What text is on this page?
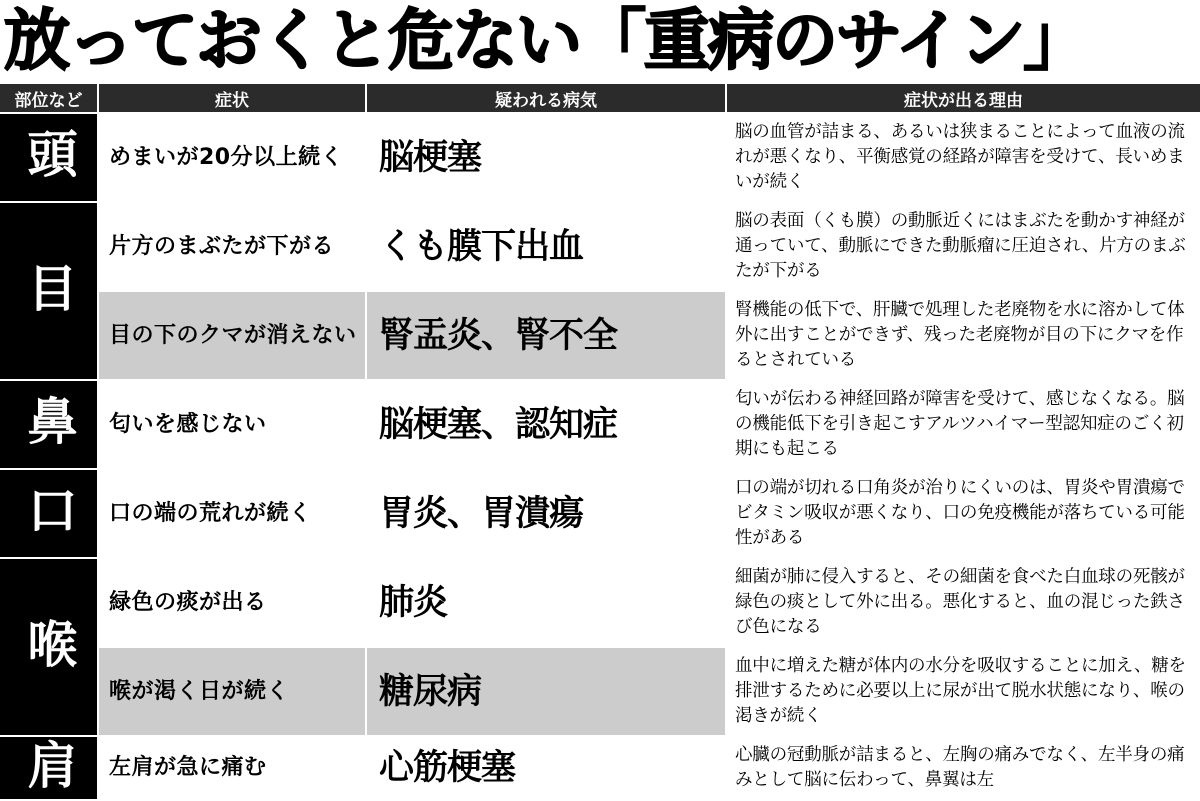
放っておくと危ない「重病のサイン」
部位など	症状	疑われる病気	症状が出る理由
頭	めまいが20分以上続く	脳梗塞	脳の血管が詰まる、あるいは狭まることによって血液の流れが悪くなり、平衡感覚の経路が障害を受けて、長いめまいが続く
目	片方のまぶたが下がる	くも膜下出血	脳の表面（くも膜）の動脈近くにはまぶたを動かす神経が通っていて、動脈にできた動脈瘤に圧迫され、片方のまぶたが下がる
	目の下のクマが消えない	腎盂炎、腎不全	腎機能の低下で、肝臓で処理した老廃物を水に溶かして体外に出すことができず、残った老廃物が目の下にクマを作るとされている
鼻	匂いを感じない	脳梗塞、認知症	匂いが伝わる神経回路が障害を受けて、感じなくなる。脳の機能低下を引き起こすアルツハイマー型認知症のごく初期にも起こる
口	口の端の荒れが続く	胃炎、胃潰瘍	口の端が切れる口角炎が治りにくいのは、胃炎や胃潰瘍でビタミン吸収が悪くなり、口の免疫機能が落ちている可能性がある
喉	緑色の痰が出る	肺炎	細菌が肺に侵入すると、その細菌を食べた白血球の死骸が緑色の痰として外に出る。悪化すると、血の混じった鉄さび色になる
	喉が渇く日が続く	糖尿病	血中に増えた糖が体内の水分を吸収することに加え、糖を排泄するために必要以上に尿が出て脱水状態になり、喉の渇きが続く
肩	左肩が急に痛む	心筋梗塞	心臓の冠動脈が詰まると、左胸の痛みでなく、左半身の痛みとして脳に伝わって、鼻翼は左
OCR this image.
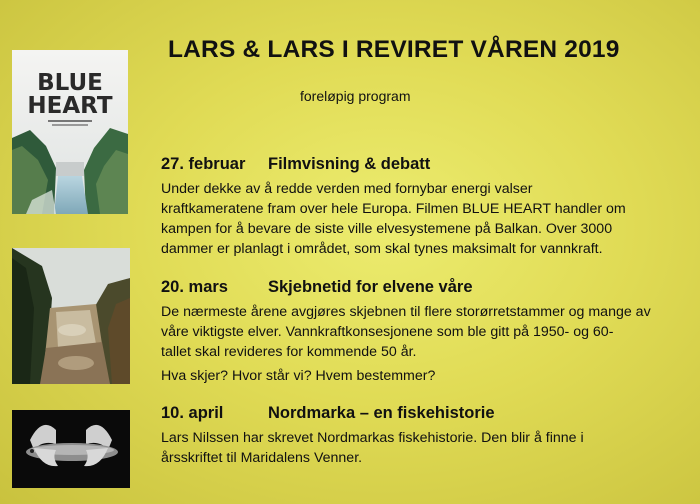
LARS & LARS I REVIRET VÅREN 2019
foreløpig program
BLUE
HEART
27. februar Filmvisning & debatt

Under dekke av å redde verden med fornybar energi valser
kraftkameratene fram over hele Europa. Filmen BLUE HEART handler om
kampen for å bevare de siste ville elvesystemene på Balkan. Over 3000
dammer er planlagt i området, som skal tynes maksimalt for vannkraft.

20. mars Skjebnetid for elvene våre

De nærmeste årene avgjøres skjebnen til flere storørretstammer og mange av
våre viktigste elver. Vannkraftkonsesjonene som ble gitt på 1950- og 60-
tallet skal revideres for kommende 50 år.

Hva skjer? Hvor står vi? Hvem bestemmer?

10. april	Nordmarka – en fiskehistorie

Lars Nilssen har skrevet Nordmarkas fiskehistorie. Den blir å finne i
årsskriftet til Maridalens Venner.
========
### [Exercise objective]
Omit the pictures, and please restate word for word the lines running from the line with "OCR this image." to the end of the entries.

### [Result of this task]
OCR this image.
LARS & LARS I REVIRET VÅREN 2019
foreløpig program
BLUE
HEART
27. februar Filmvisning & debatt

Under dekke av å redde verden med fornybar energi valser
kraftkameratene fram over hele Europa. Filmen BLUE HEART handler om
kampen for å bevare de siste ville elvesystemene på Balkan. Over 3000
dammer er planlagt i området, som skal tynes maksimalt for vannkraft.

20. mars Skjebnetid for elvene våre

De nærmeste årene avgjøres skjebnen til flere storørretstammer og mange av
våre viktigste elver. Vannkraftkonsesjonene som ble gitt på 1950- og 60-
tallet skal revideres for kommende 50 år.

Hva skjer? Hvor står vi? Hvem bestemmer?

10. april	Nordmarka – en fiskehistorie

Lars Nilssen har skrevet Nordmarkas fiskehistorie. Den blir å finne i
årsskriftet til Maridalens Venner.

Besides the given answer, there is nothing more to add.